Source data
--------------------------------

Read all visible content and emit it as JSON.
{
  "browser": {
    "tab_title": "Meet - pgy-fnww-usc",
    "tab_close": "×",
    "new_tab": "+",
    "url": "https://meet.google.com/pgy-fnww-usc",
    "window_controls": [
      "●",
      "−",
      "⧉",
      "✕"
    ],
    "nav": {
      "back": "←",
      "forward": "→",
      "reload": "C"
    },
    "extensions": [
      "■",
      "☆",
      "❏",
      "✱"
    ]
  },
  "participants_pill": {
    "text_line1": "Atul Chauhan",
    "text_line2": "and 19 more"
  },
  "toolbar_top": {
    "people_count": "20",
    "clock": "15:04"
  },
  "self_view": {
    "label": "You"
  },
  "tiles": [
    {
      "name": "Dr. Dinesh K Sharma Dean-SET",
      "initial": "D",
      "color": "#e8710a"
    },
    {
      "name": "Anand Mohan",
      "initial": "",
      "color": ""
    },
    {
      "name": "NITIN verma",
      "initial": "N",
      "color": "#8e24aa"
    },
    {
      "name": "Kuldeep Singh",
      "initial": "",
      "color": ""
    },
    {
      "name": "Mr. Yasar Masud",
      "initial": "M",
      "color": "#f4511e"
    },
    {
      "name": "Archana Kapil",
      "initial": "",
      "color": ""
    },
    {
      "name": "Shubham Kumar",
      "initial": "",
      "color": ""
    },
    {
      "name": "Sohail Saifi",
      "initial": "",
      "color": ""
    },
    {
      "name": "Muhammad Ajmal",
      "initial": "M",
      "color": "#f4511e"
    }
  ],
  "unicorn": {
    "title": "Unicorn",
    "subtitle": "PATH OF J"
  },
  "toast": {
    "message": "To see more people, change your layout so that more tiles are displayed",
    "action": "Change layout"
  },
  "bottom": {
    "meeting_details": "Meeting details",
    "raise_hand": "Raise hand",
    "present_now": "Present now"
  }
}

--------------------------------

→ **What is needed**
Return all of the data exactly as it reads.

→ **Reply to the exercise**
Read all visible content and emit it as JSON.
{
  "browser": {
    "tab_title": "Meet - pgy-fnww-usc",
    "tab_close": "×",
    "new_tab": "+",
    "url": "https://meet.google.com/pgy-fnww-usc",
    "window_controls": [
      "●",
      "−",
      "⧉",
      "✕"
    ],
    "nav": {
      "back": "←",
      "forward": "→",
      "reload": "C"
    },
    "extensions": [
      "■",
      "☆",
      "❏",
      "✱"
    ]
  },
  "participants_pill": {
    "text_line1": "Atul Chauhan",
    "text_line2": "and 19 more"
  },
  "toolbar_top": {
    "people_count": "20",
    "clock": "15:04"
  },
  "self_view": {
    "label": "You"
  },
  "tiles": [
    {
      "name": "Dr. Dinesh K Sharma Dean-SET",
      "initial": "D",
      "color": "#e8710a"
    },
    {
      "name": "Anand Mohan",
      "initial": "",
      "color": ""
    },
    {
      "name": "NITIN verma",
      "initial": "N",
      "color": "#8e24aa"
    },
    {
      "name": "Kuldeep Singh",
      "initial": "",
      "color": ""
    },
    {
      "name": "Mr. Yasar Masud",
      "initial": "M",
      "color": "#f4511e"
    },
    {
      "name": "Archana Kapil",
      "initial": "",
      "color": ""
    },
    {
      "name": "Shubham Kumar",
      "initial": "",
      "color": ""
    },
    {
      "name": "Sohail Saifi",
      "initial": "",
      "color": ""
    },
    {
      "name": "Muhammad Ajmal",
      "initial": "M",
      "color": "#f4511e"
    }
  ],
  "unicorn": {
    "title": "Unicorn",
    "subtitle": "PATH OF J"
  },
  "toast": {
    "message": "To see more people, change your layout so that more tiles are displayed",
    "action": "Change layout"
  },
  "bottom": {
    "meeting_details": "Meeting details",
    "raise_hand": "Raise hand",
    "present_now": "Present now"
  }
}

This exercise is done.